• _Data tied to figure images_
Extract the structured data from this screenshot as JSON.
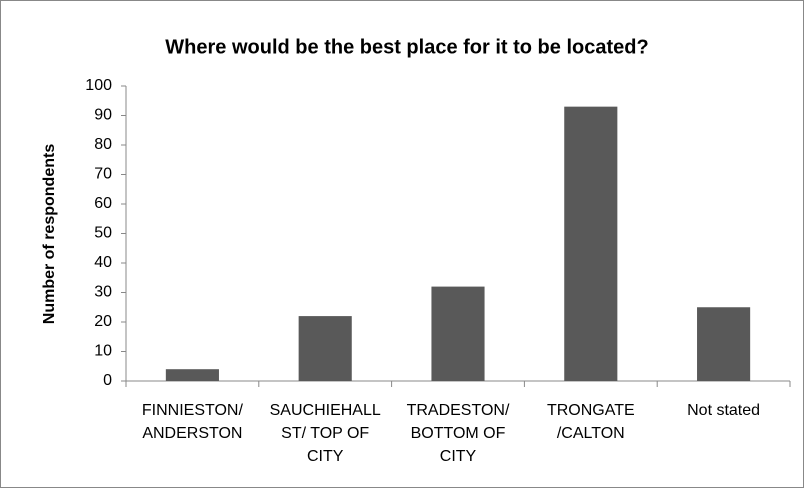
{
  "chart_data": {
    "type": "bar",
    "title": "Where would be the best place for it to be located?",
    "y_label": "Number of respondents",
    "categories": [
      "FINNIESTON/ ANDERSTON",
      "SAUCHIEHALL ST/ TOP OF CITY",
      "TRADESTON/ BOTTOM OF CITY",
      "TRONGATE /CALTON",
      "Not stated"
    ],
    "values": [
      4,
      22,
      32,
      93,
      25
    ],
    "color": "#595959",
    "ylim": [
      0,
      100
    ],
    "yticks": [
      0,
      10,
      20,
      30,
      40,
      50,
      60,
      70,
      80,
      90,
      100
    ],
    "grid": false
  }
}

• _WHAT IS NEEDED_
Print the whole listing above once more, word for word, without its pictures.

• _RESULT FOR THIS TASK_
Extract the structured data from this screenshot as JSON.
{
  "chart_data": {
    "type": "bar",
    "title": "Where would be the best place for it to be located?",
    "y_label": "Number of respondents",
    "categories": [
      "FINNIESTON/ ANDERSTON",
      "SAUCHIEHALL ST/ TOP OF CITY",
      "TRADESTON/ BOTTOM OF CITY",
      "TRONGATE /CALTON",
      "Not stated"
    ],
    "values": [
      4,
      22,
      32,
      93,
      25
    ],
    "color": "#595959",
    "ylim": [
      0,
      100
    ],
    "yticks": [
      0,
      10,
      20,
      30,
      40,
      50,
      60,
      70,
      80,
      90,
      100
    ],
    "grid": false
  }
}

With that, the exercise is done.